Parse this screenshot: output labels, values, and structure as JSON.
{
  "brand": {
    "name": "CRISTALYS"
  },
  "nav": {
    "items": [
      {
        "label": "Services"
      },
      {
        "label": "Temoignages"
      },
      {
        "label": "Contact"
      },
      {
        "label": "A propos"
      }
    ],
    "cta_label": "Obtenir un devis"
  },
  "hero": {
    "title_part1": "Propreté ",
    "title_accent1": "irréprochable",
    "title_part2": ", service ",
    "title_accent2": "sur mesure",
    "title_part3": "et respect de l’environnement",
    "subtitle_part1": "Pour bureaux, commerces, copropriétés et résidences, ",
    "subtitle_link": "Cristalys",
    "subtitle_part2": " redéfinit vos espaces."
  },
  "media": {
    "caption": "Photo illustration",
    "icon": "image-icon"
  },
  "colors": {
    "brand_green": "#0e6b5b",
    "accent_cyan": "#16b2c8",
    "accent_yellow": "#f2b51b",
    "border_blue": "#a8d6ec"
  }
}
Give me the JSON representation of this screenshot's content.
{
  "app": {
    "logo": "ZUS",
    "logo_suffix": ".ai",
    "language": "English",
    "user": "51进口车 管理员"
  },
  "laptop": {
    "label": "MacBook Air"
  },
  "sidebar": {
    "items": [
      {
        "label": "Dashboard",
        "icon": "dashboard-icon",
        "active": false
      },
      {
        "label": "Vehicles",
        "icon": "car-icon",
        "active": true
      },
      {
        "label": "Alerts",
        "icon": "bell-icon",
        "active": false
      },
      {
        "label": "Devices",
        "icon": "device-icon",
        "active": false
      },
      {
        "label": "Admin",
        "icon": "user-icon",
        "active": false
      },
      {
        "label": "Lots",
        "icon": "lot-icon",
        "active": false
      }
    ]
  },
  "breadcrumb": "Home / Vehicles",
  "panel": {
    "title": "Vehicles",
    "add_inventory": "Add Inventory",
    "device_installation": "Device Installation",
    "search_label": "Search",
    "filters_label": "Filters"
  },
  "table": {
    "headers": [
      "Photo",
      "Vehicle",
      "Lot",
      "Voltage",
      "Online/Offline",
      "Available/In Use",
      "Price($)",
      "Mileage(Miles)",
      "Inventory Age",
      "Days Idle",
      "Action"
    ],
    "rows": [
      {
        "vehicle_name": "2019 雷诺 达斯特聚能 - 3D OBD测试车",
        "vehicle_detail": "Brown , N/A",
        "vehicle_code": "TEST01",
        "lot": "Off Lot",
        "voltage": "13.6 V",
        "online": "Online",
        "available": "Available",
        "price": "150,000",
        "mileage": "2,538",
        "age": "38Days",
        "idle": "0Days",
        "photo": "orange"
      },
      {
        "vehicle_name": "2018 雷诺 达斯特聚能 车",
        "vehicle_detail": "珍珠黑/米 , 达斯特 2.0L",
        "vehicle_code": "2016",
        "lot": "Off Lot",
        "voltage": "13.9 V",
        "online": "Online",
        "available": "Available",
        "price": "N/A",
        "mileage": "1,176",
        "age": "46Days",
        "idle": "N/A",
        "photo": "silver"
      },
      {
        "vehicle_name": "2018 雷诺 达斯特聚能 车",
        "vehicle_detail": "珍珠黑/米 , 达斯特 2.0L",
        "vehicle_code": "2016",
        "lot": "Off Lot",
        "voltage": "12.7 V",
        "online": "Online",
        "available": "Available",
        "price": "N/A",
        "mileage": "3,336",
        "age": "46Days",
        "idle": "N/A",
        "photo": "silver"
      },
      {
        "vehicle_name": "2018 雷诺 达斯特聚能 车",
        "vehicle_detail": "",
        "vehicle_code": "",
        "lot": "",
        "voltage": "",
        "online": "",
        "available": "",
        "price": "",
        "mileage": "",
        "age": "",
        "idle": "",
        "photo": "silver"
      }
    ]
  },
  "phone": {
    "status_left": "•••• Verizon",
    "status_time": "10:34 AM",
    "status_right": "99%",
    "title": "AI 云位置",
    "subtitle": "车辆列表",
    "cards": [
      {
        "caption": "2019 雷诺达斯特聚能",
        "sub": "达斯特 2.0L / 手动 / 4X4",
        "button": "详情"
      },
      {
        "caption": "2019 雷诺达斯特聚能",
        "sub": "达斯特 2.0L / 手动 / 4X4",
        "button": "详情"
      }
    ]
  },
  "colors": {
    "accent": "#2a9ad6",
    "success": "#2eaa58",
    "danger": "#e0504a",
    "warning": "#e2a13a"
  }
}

::::

### Written problem
Output an exact copy of each record.

### Solution to the problem
Parse this screenshot: output labels, values, and structure as JSON.
{
  "brand": {
    "name": "CRISTALYS"
  },
  "nav": {
    "items": [
      {
        "label": "Services"
      },
      {
        "label": "Temoignages"
      },
      {
        "label": "Contact"
      },
      {
        "label": "A propos"
      }
    ],
    "cta_label": "Obtenir un devis"
  },
  "hero": {
    "title_part1": "Propreté ",
    "title_accent1": "irréprochable",
    "title_part2": ", service ",
    "title_accent2": "sur mesure",
    "title_part3": "et respect de l’environnement",
    "subtitle_part1": "Pour bureaux, commerces, copropriétés et résidences, ",
    "subtitle_link": "Cristalys",
    "subtitle_part2": " redéfinit vos espaces."
  },
  "media": {
    "caption": "Photo illustration",
    "icon": "image-icon"
  },
  "colors": {
    "brand_green": "#0e6b5b",
    "accent_cyan": "#16b2c8",
    "accent_yellow": "#f2b51b",
    "border_blue": "#a8d6ec"
  }
}
Give me the JSON representation of this screenshot's content.
{
  "app": {
    "logo": "ZUS",
    "logo_suffix": ".ai",
    "language": "English",
    "user": "51进口车 管理员"
  },
  "laptop": {
    "label": "MacBook Air"
  },
  "sidebar": {
    "items": [
      {
        "label": "Dashboard",
        "icon": "dashboard-icon",
        "active": false
      },
      {
        "label": "Vehicles",
        "icon": "car-icon",
        "active": true
      },
      {
        "label": "Alerts",
        "icon": "bell-icon",
        "active": false
      },
      {
        "label": "Devices",
        "icon": "device-icon",
        "active": false
      },
      {
        "label": "Admin",
        "icon": "user-icon",
        "active": false
      },
      {
        "label": "Lots",
        "icon": "lot-icon",
        "active": false
      }
    ]
  },
  "breadcrumb": "Home / Vehicles",
  "panel": {
    "title": "Vehicles",
    "add_inventory": "Add Inventory",
    "device_installation": "Device Installation",
    "search_label": "Search",
    "filters_label": "Filters"
  },
  "table": {
    "headers": [
      "Photo",
      "Vehicle",
      "Lot",
      "Voltage",
      "Online/Offline",
      "Available/In Use",
      "Price($)",
      "Mileage(Miles)",
      "Inventory Age",
      "Days Idle",
      "Action"
    ],
    "rows": [
      {
        "vehicle_name": "2019 雷诺 达斯特聚能 - 3D OBD测试车",
        "vehicle_detail": "Brown , N/A",
        "vehicle_code": "TEST01",
        "lot": "Off Lot",
        "voltage": "13.6 V",
        "online": "Online",
        "available": "Available",
        "price": "150,000",
        "mileage": "2,538",
        "age": "38Days",
        "idle": "0Days",
        "photo": "orange"
      },
      {
        "vehicle_name": "2018 雷诺 达斯特聚能 车",
        "vehicle_detail": "珍珠黑/米 , 达斯特 2.0L",
        "vehicle_code": "2016",
        "lot": "Off Lot",
        "voltage": "13.9 V",
        "online": "Online",
        "available": "Available",
        "price": "N/A",
        "mileage": "1,176",
        "age": "46Days",
        "idle": "N/A",
        "photo": "silver"
      },
      {
        "vehicle_name": "2018 雷诺 达斯特聚能 车",
        "vehicle_detail": "珍珠黑/米 , 达斯特 2.0L",
        "vehicle_code": "2016",
        "lot": "Off Lot",
        "voltage": "12.7 V",
        "online": "Online",
        "available": "Available",
        "price": "N/A",
        "mileage": "3,336",
        "age": "46Days",
        "idle": "N/A",
        "photo": "silver"
      },
      {
        "vehicle_name": "2018 雷诺 达斯特聚能 车",
        "vehicle_detail": "",
        "vehicle_code": "",
        "lot": "",
        "voltage": "",
        "online": "",
        "available": "",
        "price": "",
        "mileage": "",
        "age": "",
        "idle": "",
        "photo": "silver"
      }
    ]
  },
  "phone": {
    "status_left": "•••• Verizon",
    "status_time": "10:34 AM",
    "status_right": "99%",
    "title": "AI 云位置",
    "subtitle": "车辆列表",
    "cards": [
      {
        "caption": "2019 雷诺达斯特聚能",
        "sub": "达斯特 2.0L / 手动 / 4X4",
        "button": "详情"
      },
      {
        "caption": "2019 雷诺达斯特聚能",
        "sub": "达斯特 2.0L / 手动 / 4X4",
        "button": "详情"
      }
    ]
  },
  "colors": {
    "accent": "#2a9ad6",
    "success": "#2eaa58",
    "danger": "#e0504a",
    "warning": "#e2a13a"
  }
}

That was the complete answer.